* _QUOTED TEXT_
>> Start
What is Hobby Lobby? A chain of arts and crafts stores. Based in Oklahoma City. Privately held and has about 578 stores throughout the US. It has over 23,000 employees and it is one of the largest privately held companies in the country.
Why did Hobby Lobby Sue? The store’s owners are upset with part of the Affordable Care Act that has to do with covering contraceptives with insurance.
According to this article from the Washington Post, the owners “don’t have a problem with offering insurance that covers most forms of birth control, but they aren’t willing to cover emergency contraceptives — like Plan B or ella — or IUDs.”
What’s this Got to do with Religious Freedom? According to the Post, “Hobby Lobby contends its ‘religious beliefs prohibit them from providing health coverage for contraceptive drugs and devices that end human life after conception.’
What is the broader question here? Do profit-making companies have a right to religious freedom under the Religious Freedom Restoration Act? Or, as the Religion News Service notes, “can a corporation be said to have religious practices?”
>> End
* _GIVEN INFORMATION_
>> Start
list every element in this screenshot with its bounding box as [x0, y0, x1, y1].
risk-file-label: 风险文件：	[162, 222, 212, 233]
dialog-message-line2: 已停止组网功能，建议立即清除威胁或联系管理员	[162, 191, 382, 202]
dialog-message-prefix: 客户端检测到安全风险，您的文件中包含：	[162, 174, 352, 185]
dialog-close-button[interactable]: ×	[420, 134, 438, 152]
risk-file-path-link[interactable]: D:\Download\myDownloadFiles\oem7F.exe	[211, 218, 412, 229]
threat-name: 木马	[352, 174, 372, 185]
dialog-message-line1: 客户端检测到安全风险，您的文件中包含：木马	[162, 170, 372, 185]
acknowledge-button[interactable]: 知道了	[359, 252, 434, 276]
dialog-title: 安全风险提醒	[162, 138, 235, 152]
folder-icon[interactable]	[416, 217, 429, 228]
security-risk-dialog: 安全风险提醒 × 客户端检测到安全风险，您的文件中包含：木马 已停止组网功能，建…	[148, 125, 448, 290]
>> End
* _EXERCISE TASK A_
Can you turn the paragraph of the Hobby Lobby text beginning "What is Hobby Lobby?" into a short bulleted list that keeps its main facts?
* _EXERCISE TASK B_
Can you transcribe the records from their first line through the line containing "138, 235, 152]", inclusive?
The records have no connection to the Hobby Lobby text.

* _EXPECTED OUTPUT A_
- Arts and crafts store chain
- Based in Oklahoma City
- Privately held, with about 578 stores across the US
- Over 23,000 employees
- One of the largest privately held companies in the country

* _EXPECTED OUTPUT B_
list every element in this screenshot with its bounding box as [x0, y0, x1, y1].
risk-file-label: 风险文件：	[162, 222, 212, 233]
dialog-message-line2: 已停止组网功能，建议立即清除威胁或联系管理员	[162, 191, 382, 202]
dialog-message-prefix: 客户端检测到安全风险，您的文件中包含：	[162, 174, 352, 185]
dialog-close-button[interactable]: ×	[420, 134, 438, 152]
risk-file-path-link[interactable]: D:\Download\myDownloadFiles\oem7F.exe	[211, 218, 412, 229]
threat-name: 木马	[352, 174, 372, 185]
dialog-message-line1: 客户端检测到安全风险，您的文件中包含：木马	[162, 170, 372, 185]
acknowledge-button[interactable]: 知道了	[359, 252, 434, 276]
dialog-title: 安全风险提醒	[162, 138, 235, 152]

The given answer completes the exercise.